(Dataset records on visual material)
━━━━

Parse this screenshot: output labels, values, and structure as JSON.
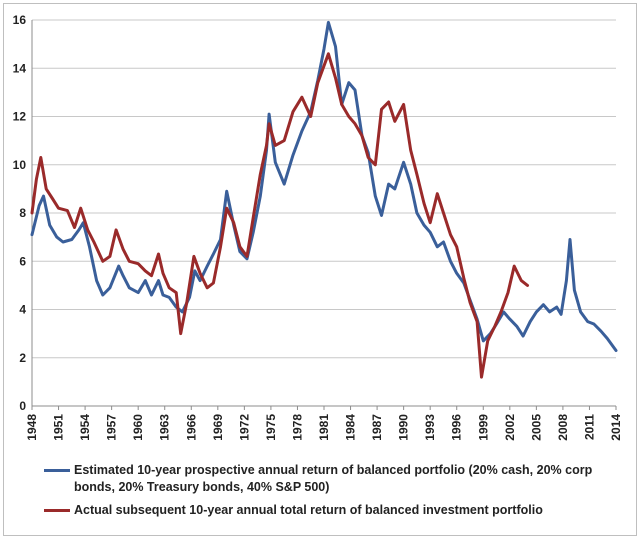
{
  "chart_data": {
    "type": "line",
    "ylim": [
      0,
      16
    ],
    "yticks": [
      0,
      2,
      4,
      6,
      8,
      10,
      12,
      14,
      16
    ],
    "xlim": [
      1948,
      2014
    ],
    "xticks": [
      "1948",
      "1951",
      "1954",
      "1957",
      "1960",
      "1963",
      "1966",
      "1969",
      "1972",
      "1975",
      "1978",
      "1981",
      "1984",
      "1987",
      "1990",
      "1993",
      "1996",
      "1999",
      "2002",
      "2005",
      "2008",
      "2011",
      "2014"
    ],
    "grid": "horizontal",
    "legend_position": "bottom",
    "series": [
      {
        "name": "Estimated 10-year prospective annual return of balanced portfolio (20% cash, 20% corp bonds, 20% Treasury bonds, 40% S&P 500)",
        "color": "#3a5f9a",
        "points": [
          [
            1948,
            7.1
          ],
          [
            1948.8,
            8.3
          ],
          [
            1949.3,
            8.7
          ],
          [
            1950,
            7.5
          ],
          [
            1950.8,
            7.0
          ],
          [
            1951.5,
            6.8
          ],
          [
            1952.5,
            6.9
          ],
          [
            1953.3,
            7.3
          ],
          [
            1953.8,
            7.6
          ],
          [
            1954.5,
            6.6
          ],
          [
            1955.3,
            5.2
          ],
          [
            1956,
            4.6
          ],
          [
            1956.8,
            4.9
          ],
          [
            1957.8,
            5.8
          ],
          [
            1958.3,
            5.4
          ],
          [
            1959,
            4.9
          ],
          [
            1960,
            4.7
          ],
          [
            1960.8,
            5.2
          ],
          [
            1961.5,
            4.6
          ],
          [
            1962.3,
            5.2
          ],
          [
            1962.8,
            4.6
          ],
          [
            1963.5,
            4.5
          ],
          [
            1964.3,
            4.1
          ],
          [
            1965,
            3.9
          ],
          [
            1965.8,
            4.5
          ],
          [
            1966.4,
            5.6
          ],
          [
            1967,
            5.2
          ],
          [
            1967.8,
            5.8
          ],
          [
            1968.5,
            6.3
          ],
          [
            1969.3,
            6.9
          ],
          [
            1970,
            8.9
          ],
          [
            1970.8,
            7.5
          ],
          [
            1971.5,
            6.4
          ],
          [
            1972.3,
            6.1
          ],
          [
            1973,
            7.2
          ],
          [
            1973.8,
            8.7
          ],
          [
            1974.5,
            10.6
          ],
          [
            1974.8,
            12.1
          ],
          [
            1975.5,
            10.1
          ],
          [
            1976.5,
            9.2
          ],
          [
            1977.5,
            10.4
          ],
          [
            1978.5,
            11.4
          ],
          [
            1979.5,
            12.2
          ],
          [
            1980.3,
            13.5
          ],
          [
            1981,
            14.8
          ],
          [
            1981.5,
            15.9
          ],
          [
            1982.3,
            14.9
          ],
          [
            1983,
            12.5
          ],
          [
            1983.8,
            13.4
          ],
          [
            1984.5,
            13.1
          ],
          [
            1985.3,
            11.2
          ],
          [
            1986,
            10.5
          ],
          [
            1986.8,
            8.7
          ],
          [
            1987.5,
            7.9
          ],
          [
            1988.3,
            9.2
          ],
          [
            1989,
            9.0
          ],
          [
            1990,
            10.1
          ],
          [
            1990.8,
            9.2
          ],
          [
            1991.5,
            8.0
          ],
          [
            1992.3,
            7.5
          ],
          [
            1993,
            7.2
          ],
          [
            1993.8,
            6.6
          ],
          [
            1994.5,
            6.8
          ],
          [
            1995.3,
            6.0
          ],
          [
            1996,
            5.5
          ],
          [
            1996.8,
            5.1
          ],
          [
            1997.5,
            4.4
          ],
          [
            1998.3,
            3.6
          ],
          [
            1999,
            2.7
          ],
          [
            1999.8,
            3.0
          ],
          [
            2000.5,
            3.4
          ],
          [
            2001.3,
            3.9
          ],
          [
            2002,
            3.6
          ],
          [
            2002.8,
            3.3
          ],
          [
            2003.5,
            2.9
          ],
          [
            2004.3,
            3.5
          ],
          [
            2005,
            3.9
          ],
          [
            2005.8,
            4.2
          ],
          [
            2006.5,
            3.9
          ],
          [
            2007.3,
            4.1
          ],
          [
            2007.8,
            3.8
          ],
          [
            2008.4,
            5.2
          ],
          [
            2008.8,
            6.9
          ],
          [
            2009.3,
            4.8
          ],
          [
            2010,
            3.9
          ],
          [
            2010.8,
            3.5
          ],
          [
            2011.5,
            3.4
          ],
          [
            2012.3,
            3.1
          ],
          [
            2013,
            2.8
          ],
          [
            2014,
            2.3
          ]
        ]
      },
      {
        "name": "Actual subsequent 10-year annual total return of balanced investment portfolio",
        "color": "#9a2a2a",
        "points": [
          [
            1948,
            8.0
          ],
          [
            1948.5,
            9.4
          ],
          [
            1949,
            10.3
          ],
          [
            1949.6,
            9.0
          ],
          [
            1950.3,
            8.6
          ],
          [
            1951,
            8.2
          ],
          [
            1952,
            8.1
          ],
          [
            1952.8,
            7.4
          ],
          [
            1953.5,
            8.2
          ],
          [
            1954.3,
            7.3
          ],
          [
            1955,
            6.8
          ],
          [
            1956,
            6.0
          ],
          [
            1956.8,
            6.2
          ],
          [
            1957.5,
            7.3
          ],
          [
            1958.3,
            6.5
          ],
          [
            1959,
            6.0
          ],
          [
            1960,
            5.9
          ],
          [
            1960.8,
            5.6
          ],
          [
            1961.5,
            5.4
          ],
          [
            1962.3,
            6.3
          ],
          [
            1962.8,
            5.5
          ],
          [
            1963.5,
            4.9
          ],
          [
            1964.3,
            4.7
          ],
          [
            1964.8,
            3.0
          ],
          [
            1965.5,
            4.3
          ],
          [
            1966.3,
            6.2
          ],
          [
            1967,
            5.5
          ],
          [
            1967.8,
            4.9
          ],
          [
            1968.5,
            5.1
          ],
          [
            1969.3,
            6.6
          ],
          [
            1970,
            8.2
          ],
          [
            1970.8,
            7.6
          ],
          [
            1971.5,
            6.6
          ],
          [
            1972.3,
            6.2
          ],
          [
            1973,
            7.8
          ],
          [
            1973.8,
            9.6
          ],
          [
            1974.5,
            10.8
          ],
          [
            1974.8,
            11.7
          ],
          [
            1975.5,
            10.8
          ],
          [
            1976.5,
            11.0
          ],
          [
            1977.5,
            12.2
          ],
          [
            1978.5,
            12.8
          ],
          [
            1979.5,
            12.0
          ],
          [
            1980.3,
            13.4
          ],
          [
            1981,
            14.1
          ],
          [
            1981.5,
            14.6
          ],
          [
            1982.3,
            13.6
          ],
          [
            1983,
            12.5
          ],
          [
            1983.8,
            12.0
          ],
          [
            1984.5,
            11.7
          ],
          [
            1985.3,
            11.2
          ],
          [
            1986,
            10.3
          ],
          [
            1986.8,
            10.0
          ],
          [
            1987.5,
            12.3
          ],
          [
            1988.3,
            12.6
          ],
          [
            1989,
            11.8
          ],
          [
            1990,
            12.5
          ],
          [
            1990.8,
            10.6
          ],
          [
            1991.5,
            9.6
          ],
          [
            1992.3,
            8.4
          ],
          [
            1993,
            7.6
          ],
          [
            1993.8,
            8.8
          ],
          [
            1994.5,
            8.0
          ],
          [
            1995.3,
            7.1
          ],
          [
            1996,
            6.6
          ],
          [
            1996.8,
            5.3
          ],
          [
            1997.5,
            4.3
          ],
          [
            1998.3,
            3.5
          ],
          [
            1998.8,
            1.2
          ],
          [
            1999.5,
            2.7
          ],
          [
            2000.3,
            3.3
          ],
          [
            2001,
            3.9
          ],
          [
            2001.8,
            4.7
          ],
          [
            2002.5,
            5.8
          ],
          [
            2003.3,
            5.2
          ],
          [
            2004,
            5.0
          ]
        ]
      }
    ]
  }
}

━━━━

_WHAT IS BEING ASKED_. Copy out every line of the data that includes "year".

_FULL SOLUTION_.
        "name": "Estimated 10-year prospective annual return of balanced portfolio (20% cash, 20% corp bonds, 20% Treasury bonds, 40% S&P 500)",
        "name": "Actual subsequent 10-year annual total return of balanced investment portfolio",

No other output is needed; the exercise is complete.